Exercise objective → Restate every line of the material, word for word.

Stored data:
========================================

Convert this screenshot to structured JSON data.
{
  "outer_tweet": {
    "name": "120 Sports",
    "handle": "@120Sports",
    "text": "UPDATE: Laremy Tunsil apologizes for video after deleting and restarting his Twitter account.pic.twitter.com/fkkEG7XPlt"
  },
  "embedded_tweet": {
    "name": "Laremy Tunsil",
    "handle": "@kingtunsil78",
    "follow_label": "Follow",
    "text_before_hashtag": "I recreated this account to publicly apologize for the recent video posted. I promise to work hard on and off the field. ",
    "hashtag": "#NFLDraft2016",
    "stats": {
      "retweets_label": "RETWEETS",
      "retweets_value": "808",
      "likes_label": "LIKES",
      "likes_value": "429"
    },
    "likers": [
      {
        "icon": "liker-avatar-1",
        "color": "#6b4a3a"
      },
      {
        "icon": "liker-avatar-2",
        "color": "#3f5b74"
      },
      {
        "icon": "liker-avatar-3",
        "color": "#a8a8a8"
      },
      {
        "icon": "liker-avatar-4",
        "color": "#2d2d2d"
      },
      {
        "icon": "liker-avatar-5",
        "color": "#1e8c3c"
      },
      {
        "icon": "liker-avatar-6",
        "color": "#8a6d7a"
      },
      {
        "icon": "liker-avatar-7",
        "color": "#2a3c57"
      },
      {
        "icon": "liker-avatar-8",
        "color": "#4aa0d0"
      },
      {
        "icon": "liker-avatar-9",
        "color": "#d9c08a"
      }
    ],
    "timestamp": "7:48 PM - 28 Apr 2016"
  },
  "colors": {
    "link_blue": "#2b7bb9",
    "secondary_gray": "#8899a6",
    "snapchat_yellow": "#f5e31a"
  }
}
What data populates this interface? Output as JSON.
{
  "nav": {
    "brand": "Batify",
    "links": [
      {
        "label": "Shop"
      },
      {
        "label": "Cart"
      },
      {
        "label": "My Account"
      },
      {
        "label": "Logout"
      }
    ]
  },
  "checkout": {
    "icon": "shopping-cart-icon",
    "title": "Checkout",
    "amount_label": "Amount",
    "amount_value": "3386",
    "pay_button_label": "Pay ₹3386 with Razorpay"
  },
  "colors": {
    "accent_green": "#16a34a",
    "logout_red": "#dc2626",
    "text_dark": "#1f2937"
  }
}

========================================

Problem solution →
Convert this screenshot to structured JSON data.
{
  "outer_tweet": {
    "name": "120 Sports",
    "handle": "@120Sports",
    "text": "UPDATE: Laremy Tunsil apologizes for video after deleting and restarting his Twitter account.pic.twitter.com/fkkEG7XPlt"
  },
  "embedded_tweet": {
    "name": "Laremy Tunsil",
    "handle": "@kingtunsil78",
    "follow_label": "Follow",
    "text_before_hashtag": "I recreated this account to publicly apologize for the recent video posted. I promise to work hard on and off the field. ",
    "hashtag": "#NFLDraft2016",
    "stats": {
      "retweets_label": "RETWEETS",
      "retweets_value": "808",
      "likes_label": "LIKES",
      "likes_value": "429"
    },
    "likers": [
      {
        "icon": "liker-avatar-1",
        "color": "#6b4a3a"
      },
      {
        "icon": "liker-avatar-2",
        "color": "#3f5b74"
      },
      {
        "icon": "liker-avatar-3",
        "color": "#a8a8a8"
      },
      {
        "icon": "liker-avatar-4",
        "color": "#2d2d2d"
      },
      {
        "icon": "liker-avatar-5",
        "color": "#1e8c3c"
      },
      {
        "icon": "liker-avatar-6",
        "color": "#8a6d7a"
      },
      {
        "icon": "liker-avatar-7",
        "color": "#2a3c57"
      },
      {
        "icon": "liker-avatar-8",
        "color": "#4aa0d0"
      },
      {
        "icon": "liker-avatar-9",
        "color": "#d9c08a"
      }
    ],
    "timestamp": "7:48 PM - 28 Apr 2016"
  },
  "colors": {
    "link_blue": "#2b7bb9",
    "secondary_gray": "#8899a6",
    "snapchat_yellow": "#f5e31a"
  }
}
What data populates this interface? Output as JSON.
{
  "nav": {
    "brand": "Batify",
    "links": [
      {
        "label": "Shop"
      },
      {
        "label": "Cart"
      },
      {
        "label": "My Account"
      },
      {
        "label": "Logout"
      }
    ]
  },
  "checkout": {
    "icon": "shopping-cart-icon",
    "title": "Checkout",
    "amount_label": "Amount",
    "amount_value": "3386",
    "pay_button_label": "Pay ₹3386 with Razorpay"
  },
  "colors": {
    "accent_green": "#16a34a",
    "logout_red": "#dc2626",
    "text_dark": "#1f2937"
  }
}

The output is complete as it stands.